#### The task
Work out how many lines hold the string "province". Give that number and nothing more.

#### Material provided
══════════

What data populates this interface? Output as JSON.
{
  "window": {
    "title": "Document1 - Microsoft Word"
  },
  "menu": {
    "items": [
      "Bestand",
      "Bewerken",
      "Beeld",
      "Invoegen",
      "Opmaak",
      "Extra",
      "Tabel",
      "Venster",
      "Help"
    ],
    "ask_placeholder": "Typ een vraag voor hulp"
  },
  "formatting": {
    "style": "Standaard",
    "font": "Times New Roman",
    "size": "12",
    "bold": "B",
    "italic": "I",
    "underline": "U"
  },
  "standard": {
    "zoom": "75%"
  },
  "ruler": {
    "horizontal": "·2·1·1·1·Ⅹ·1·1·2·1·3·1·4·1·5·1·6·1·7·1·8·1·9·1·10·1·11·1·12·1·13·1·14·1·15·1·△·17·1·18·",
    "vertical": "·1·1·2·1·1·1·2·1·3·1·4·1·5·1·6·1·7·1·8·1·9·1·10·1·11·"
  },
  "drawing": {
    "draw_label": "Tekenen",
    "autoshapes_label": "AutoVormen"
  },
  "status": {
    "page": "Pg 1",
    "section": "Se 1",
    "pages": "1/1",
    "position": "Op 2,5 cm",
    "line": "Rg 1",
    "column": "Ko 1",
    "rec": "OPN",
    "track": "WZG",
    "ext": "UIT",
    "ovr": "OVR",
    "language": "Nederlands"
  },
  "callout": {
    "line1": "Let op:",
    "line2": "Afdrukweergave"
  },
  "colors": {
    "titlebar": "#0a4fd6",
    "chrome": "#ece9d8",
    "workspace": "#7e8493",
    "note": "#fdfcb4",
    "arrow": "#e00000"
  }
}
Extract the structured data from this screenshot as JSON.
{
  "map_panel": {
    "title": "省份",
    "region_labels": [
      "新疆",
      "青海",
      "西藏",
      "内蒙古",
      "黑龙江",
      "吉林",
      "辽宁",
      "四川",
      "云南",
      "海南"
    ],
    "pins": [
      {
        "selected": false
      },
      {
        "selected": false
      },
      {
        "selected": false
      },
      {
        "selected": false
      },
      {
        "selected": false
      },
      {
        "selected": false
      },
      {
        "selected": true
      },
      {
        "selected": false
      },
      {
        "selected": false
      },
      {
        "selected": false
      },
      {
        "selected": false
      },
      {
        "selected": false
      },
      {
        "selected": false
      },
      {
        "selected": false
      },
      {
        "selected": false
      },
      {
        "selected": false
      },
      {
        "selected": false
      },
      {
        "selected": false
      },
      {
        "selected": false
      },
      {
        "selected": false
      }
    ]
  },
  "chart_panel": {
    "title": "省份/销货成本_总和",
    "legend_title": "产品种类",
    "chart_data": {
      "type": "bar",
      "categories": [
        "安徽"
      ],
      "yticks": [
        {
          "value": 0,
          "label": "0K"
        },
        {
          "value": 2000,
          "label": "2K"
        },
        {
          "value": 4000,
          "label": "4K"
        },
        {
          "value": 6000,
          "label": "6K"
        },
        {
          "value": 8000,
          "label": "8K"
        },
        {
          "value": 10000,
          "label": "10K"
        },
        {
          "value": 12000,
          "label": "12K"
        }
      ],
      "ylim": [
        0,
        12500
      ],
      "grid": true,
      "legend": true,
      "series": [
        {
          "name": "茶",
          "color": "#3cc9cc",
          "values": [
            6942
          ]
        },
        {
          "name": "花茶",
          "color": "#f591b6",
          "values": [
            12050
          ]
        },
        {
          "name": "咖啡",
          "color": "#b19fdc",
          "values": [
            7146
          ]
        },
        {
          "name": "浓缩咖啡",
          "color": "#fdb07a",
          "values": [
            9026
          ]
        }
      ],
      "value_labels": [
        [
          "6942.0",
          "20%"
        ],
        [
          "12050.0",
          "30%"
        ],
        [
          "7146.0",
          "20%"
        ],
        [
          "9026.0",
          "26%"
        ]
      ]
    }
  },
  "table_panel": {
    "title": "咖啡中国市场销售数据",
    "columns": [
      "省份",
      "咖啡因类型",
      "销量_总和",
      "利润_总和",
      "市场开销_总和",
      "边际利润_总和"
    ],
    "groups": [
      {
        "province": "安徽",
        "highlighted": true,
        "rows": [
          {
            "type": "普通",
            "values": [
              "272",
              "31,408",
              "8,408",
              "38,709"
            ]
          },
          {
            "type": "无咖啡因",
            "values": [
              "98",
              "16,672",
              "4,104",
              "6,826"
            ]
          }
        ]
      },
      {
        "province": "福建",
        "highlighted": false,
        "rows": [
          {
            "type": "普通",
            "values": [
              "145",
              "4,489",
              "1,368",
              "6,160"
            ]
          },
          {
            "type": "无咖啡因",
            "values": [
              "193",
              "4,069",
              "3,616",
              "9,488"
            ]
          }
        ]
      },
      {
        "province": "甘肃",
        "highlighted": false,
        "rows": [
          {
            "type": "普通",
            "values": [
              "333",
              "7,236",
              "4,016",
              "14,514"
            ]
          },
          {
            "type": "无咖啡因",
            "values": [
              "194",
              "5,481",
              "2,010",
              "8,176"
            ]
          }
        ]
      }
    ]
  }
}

══════════

#### Response to this exercise
3